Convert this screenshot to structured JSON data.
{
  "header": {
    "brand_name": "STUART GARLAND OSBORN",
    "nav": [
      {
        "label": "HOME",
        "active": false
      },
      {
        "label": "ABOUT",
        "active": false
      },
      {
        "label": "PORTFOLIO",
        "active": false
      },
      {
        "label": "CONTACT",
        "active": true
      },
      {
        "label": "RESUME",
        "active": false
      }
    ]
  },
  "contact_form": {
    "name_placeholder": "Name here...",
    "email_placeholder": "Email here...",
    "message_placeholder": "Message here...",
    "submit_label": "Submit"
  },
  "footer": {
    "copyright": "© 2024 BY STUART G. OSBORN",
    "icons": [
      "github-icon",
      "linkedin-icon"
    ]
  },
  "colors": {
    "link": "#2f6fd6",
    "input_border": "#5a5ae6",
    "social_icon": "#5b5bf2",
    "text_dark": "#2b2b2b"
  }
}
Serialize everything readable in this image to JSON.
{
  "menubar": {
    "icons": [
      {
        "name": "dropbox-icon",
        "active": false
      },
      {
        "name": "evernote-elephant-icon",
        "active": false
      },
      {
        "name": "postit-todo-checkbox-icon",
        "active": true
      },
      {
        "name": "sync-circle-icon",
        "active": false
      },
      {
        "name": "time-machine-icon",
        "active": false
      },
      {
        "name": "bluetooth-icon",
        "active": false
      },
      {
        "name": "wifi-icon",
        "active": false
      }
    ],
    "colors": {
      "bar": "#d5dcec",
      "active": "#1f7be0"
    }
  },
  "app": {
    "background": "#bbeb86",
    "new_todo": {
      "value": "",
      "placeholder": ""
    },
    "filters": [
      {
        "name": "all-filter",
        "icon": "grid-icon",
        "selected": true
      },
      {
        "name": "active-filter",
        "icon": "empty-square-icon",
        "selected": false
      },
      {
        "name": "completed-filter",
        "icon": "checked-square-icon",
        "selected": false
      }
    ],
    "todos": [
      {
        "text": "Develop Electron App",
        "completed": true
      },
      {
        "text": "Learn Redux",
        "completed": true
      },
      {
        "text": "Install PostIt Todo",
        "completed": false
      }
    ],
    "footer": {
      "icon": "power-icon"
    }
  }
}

> **What the task requires**
Type out the whole listing above again, exactly as it stands.

> **Exercise response**
Convert this screenshot to structured JSON data.
{
  "header": {
    "brand_name": "STUART GARLAND OSBORN",
    "nav": [
      {
        "label": "HOME",
        "active": false
      },
      {
        "label": "ABOUT",
        "active": false
      },
      {
        "label": "PORTFOLIO",
        "active": false
      },
      {
        "label": "CONTACT",
        "active": true
      },
      {
        "label": "RESUME",
        "active": false
      }
    ]
  },
  "contact_form": {
    "name_placeholder": "Name here...",
    "email_placeholder": "Email here...",
    "message_placeholder": "Message here...",
    "submit_label": "Submit"
  },
  "footer": {
    "copyright": "© 2024 BY STUART G. OSBORN",
    "icons": [
      "github-icon",
      "linkedin-icon"
    ]
  },
  "colors": {
    "link": "#2f6fd6",
    "input_border": "#5a5ae6",
    "social_icon": "#5b5bf2",
    "text_dark": "#2b2b2b"
  }
}
Serialize everything readable in this image to JSON.
{
  "menubar": {
    "icons": [
      {
        "name": "dropbox-icon",
        "active": false
      },
      {
        "name": "evernote-elephant-icon",
        "active": false
      },
      {
        "name": "postit-todo-checkbox-icon",
        "active": true
      },
      {
        "name": "sync-circle-icon",
        "active": false
      },
      {
        "name": "time-machine-icon",
        "active": false
      },
      {
        "name": "bluetooth-icon",
        "active": false
      },
      {
        "name": "wifi-icon",
        "active": false
      }
    ],
    "colors": {
      "bar": "#d5dcec",
      "active": "#1f7be0"
    }
  },
  "app": {
    "background": "#bbeb86",
    "new_todo": {
      "value": "",
      "placeholder": ""
    },
    "filters": [
      {
        "name": "all-filter",
        "icon": "grid-icon",
        "selected": true
      },
      {
        "name": "active-filter",
        "icon": "empty-square-icon",
        "selected": false
      },
      {
        "name": "completed-filter",
        "icon": "checked-square-icon",
        "selected": false
      }
    ],
    "todos": [
      {
        "text": "Develop Electron App",
        "completed": true
      },
      {
        "text": "Learn Redux",
        "completed": true
      },
      {
        "text": "Install PostIt Todo",
        "completed": false
      }
    ],
    "footer": {
      "icon": "power-icon"
    }
  }
}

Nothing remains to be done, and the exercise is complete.